- _GIVEN EXERCISE_: Return each line containing "value".

- _DATA ENTRIES_:
>> Begin

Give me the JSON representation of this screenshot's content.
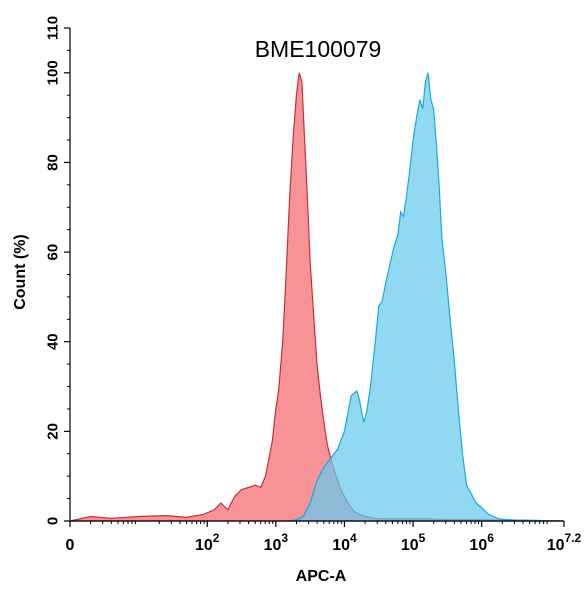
{
  "chart_data": {
    "type": "area",
    "title": "BME100079",
    "xlabel": "APC-A",
    "ylabel": "Count (%)",
    "x_scale": "log",
    "xlim_log10": [
      0,
      7.2
    ],
    "ylim": [
      0,
      110
    ],
    "grid": false,
    "y_ticks": [
      {
        "value": 0,
        "label": "0"
      },
      {
        "value": 20,
        "label": "20"
      },
      {
        "value": 40,
        "label": "40"
      },
      {
        "value": 60,
        "label": "60"
      },
      {
        "value": 80,
        "label": "80"
      },
      {
        "value": 100,
        "label": "100"
      },
      {
        "value": 110,
        "label": "110"
      }
    ],
    "x_ticks": [
      {
        "log10": 0,
        "base": "0",
        "exp": ""
      },
      {
        "log10": 2,
        "base": "10",
        "exp": "2"
      },
      {
        "log10": 3,
        "base": "10",
        "exp": "3"
      },
      {
        "log10": 4,
        "base": "10",
        "exp": "4"
      },
      {
        "log10": 5,
        "base": "10",
        "exp": "5"
      },
      {
        "log10": 6,
        "base": "10",
        "exp": "6"
      },
      {
        "log10": 7.2,
        "base": "10",
        "exp": "7.2"
      }
    ],
    "series": [
      {
        "fill": "#f46a6e",
        "stroke": "#c62f37",
        "points": [
          [
            0.0,
            0
          ],
          [
            0.3,
            1
          ],
          [
            0.6,
            0.6
          ],
          [
            1.0,
            1
          ],
          [
            1.4,
            1.2
          ],
          [
            1.7,
            0.8
          ],
          [
            1.95,
            1.5
          ],
          [
            2.1,
            2.5
          ],
          [
            2.2,
            4
          ],
          [
            2.3,
            2.5
          ],
          [
            2.4,
            5.5
          ],
          [
            2.5,
            7
          ],
          [
            2.6,
            7.5
          ],
          [
            2.7,
            8
          ],
          [
            2.78,
            7.5
          ],
          [
            2.85,
            10
          ],
          [
            2.9,
            14
          ],
          [
            2.95,
            18
          ],
          [
            3.0,
            25
          ],
          [
            3.04,
            29
          ],
          [
            3.1,
            40
          ],
          [
            3.15,
            55
          ],
          [
            3.2,
            72
          ],
          [
            3.25,
            85
          ],
          [
            3.3,
            95
          ],
          [
            3.34,
            100
          ],
          [
            3.38,
            98
          ],
          [
            3.42,
            85
          ],
          [
            3.46,
            72
          ],
          [
            3.5,
            58
          ],
          [
            3.55,
            46
          ],
          [
            3.6,
            35
          ],
          [
            3.65,
            28
          ],
          [
            3.7,
            22
          ],
          [
            3.75,
            17
          ],
          [
            3.8,
            14
          ],
          [
            3.88,
            10
          ],
          [
            3.95,
            7
          ],
          [
            4.05,
            4
          ],
          [
            4.15,
            2
          ],
          [
            4.3,
            1
          ],
          [
            4.5,
            0.5
          ],
          [
            4.8,
            0.5
          ],
          [
            5.2,
            0.5
          ],
          [
            5.5,
            0.3
          ],
          [
            6.0,
            0.3
          ],
          [
            6.5,
            0.2
          ],
          [
            7.2,
            0
          ]
        ]
      },
      {
        "fill": "#66c9ef",
        "stroke": "#1ea9d7",
        "points": [
          [
            3.2,
            0
          ],
          [
            3.3,
            0.3
          ],
          [
            3.4,
            1
          ],
          [
            3.5,
            4
          ],
          [
            3.6,
            9
          ],
          [
            3.7,
            12
          ],
          [
            3.8,
            14
          ],
          [
            3.9,
            16
          ],
          [
            3.95,
            18
          ],
          [
            4.0,
            20
          ],
          [
            4.05,
            24
          ],
          [
            4.1,
            28
          ],
          [
            4.18,
            29
          ],
          [
            4.22,
            27
          ],
          [
            4.28,
            22
          ],
          [
            4.32,
            24
          ],
          [
            4.38,
            30
          ],
          [
            4.45,
            40
          ],
          [
            4.5,
            48
          ],
          [
            4.55,
            49
          ],
          [
            4.6,
            53
          ],
          [
            4.66,
            57
          ],
          [
            4.72,
            61
          ],
          [
            4.78,
            64
          ],
          [
            4.82,
            69
          ],
          [
            4.86,
            68
          ],
          [
            4.9,
            72
          ],
          [
            4.95,
            78
          ],
          [
            5.0,
            85
          ],
          [
            5.05,
            90
          ],
          [
            5.1,
            94
          ],
          [
            5.14,
            92
          ],
          [
            5.18,
            98
          ],
          [
            5.22,
            100
          ],
          [
            5.26,
            94
          ],
          [
            5.3,
            92
          ],
          [
            5.34,
            84
          ],
          [
            5.38,
            75
          ],
          [
            5.42,
            63
          ],
          [
            5.48,
            55
          ],
          [
            5.54,
            45
          ],
          [
            5.6,
            36
          ],
          [
            5.66,
            25
          ],
          [
            5.72,
            15
          ],
          [
            5.78,
            8
          ],
          [
            5.85,
            6
          ],
          [
            5.92,
            4
          ],
          [
            6.0,
            3
          ],
          [
            6.1,
            1.5
          ],
          [
            6.25,
            0.5
          ],
          [
            6.5,
            0.2
          ],
          [
            7.2,
            0
          ]
        ]
      }
    ]
  }
}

>> End

- _FINAL RESULT_:
        "value": 0,
        "value": 20,
        "value": 40,
        "value": 60,
        "value": 80,
        "value": 100,
        "value": 110,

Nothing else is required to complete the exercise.